Extracted data entries

=-=-=-=-=

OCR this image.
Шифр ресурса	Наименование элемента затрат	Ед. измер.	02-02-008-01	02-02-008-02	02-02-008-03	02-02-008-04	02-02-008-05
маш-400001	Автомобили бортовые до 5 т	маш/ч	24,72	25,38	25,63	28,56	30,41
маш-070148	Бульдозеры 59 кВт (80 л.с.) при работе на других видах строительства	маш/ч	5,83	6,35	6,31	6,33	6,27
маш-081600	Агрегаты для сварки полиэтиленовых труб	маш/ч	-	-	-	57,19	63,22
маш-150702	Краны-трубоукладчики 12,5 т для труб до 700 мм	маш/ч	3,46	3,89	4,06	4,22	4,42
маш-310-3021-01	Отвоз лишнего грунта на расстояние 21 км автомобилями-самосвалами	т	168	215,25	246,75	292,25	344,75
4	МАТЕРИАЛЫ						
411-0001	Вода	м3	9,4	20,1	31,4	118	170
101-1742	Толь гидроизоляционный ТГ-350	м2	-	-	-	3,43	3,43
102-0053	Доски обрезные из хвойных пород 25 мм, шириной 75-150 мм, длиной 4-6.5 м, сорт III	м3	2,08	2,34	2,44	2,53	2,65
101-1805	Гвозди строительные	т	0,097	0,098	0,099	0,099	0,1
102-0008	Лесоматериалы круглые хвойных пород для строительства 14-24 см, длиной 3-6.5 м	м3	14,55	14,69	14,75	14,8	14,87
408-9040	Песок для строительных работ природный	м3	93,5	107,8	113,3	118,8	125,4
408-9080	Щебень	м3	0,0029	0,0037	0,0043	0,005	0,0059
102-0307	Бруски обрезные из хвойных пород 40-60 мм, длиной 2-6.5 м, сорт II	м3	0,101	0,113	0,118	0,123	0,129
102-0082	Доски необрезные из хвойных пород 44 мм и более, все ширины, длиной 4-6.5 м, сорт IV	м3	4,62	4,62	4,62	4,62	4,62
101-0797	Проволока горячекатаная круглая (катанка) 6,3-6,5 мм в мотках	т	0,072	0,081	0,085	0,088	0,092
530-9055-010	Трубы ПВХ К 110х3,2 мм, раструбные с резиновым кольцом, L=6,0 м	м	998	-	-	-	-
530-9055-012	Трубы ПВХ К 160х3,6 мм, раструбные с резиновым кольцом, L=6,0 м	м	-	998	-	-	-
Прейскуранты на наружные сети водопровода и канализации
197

=-=-=-=-=

INSTRUCTION: Find each line holding "длиной". Copy it out.

RESULT OF THE TASK:
102-0053	Доски обрезные из хвойных пород 25 мм, шириной 75-150 мм, длиной 4-6.5 м, сорт III	м3	2,08	2,34	2,44	2,53	2,65
102-0008	Лесоматериалы круглые хвойных пород для строительства 14-24 см, длиной 3-6.5 м	м3	14,55	14,69	14,75	14,8	14,87
102-0307	Бруски обрезные из хвойных пород 40-60 мм, длиной 2-6.5 м, сорт II	м3	0,101	0,113	0,118	0,123	0,129
102-0082	Доски необрезные из хвойных пород 44 мм и более, все ширины, длиной 4-6.5 м, сорт IV	м3	4,62	4,62	4,62	4,62	4,62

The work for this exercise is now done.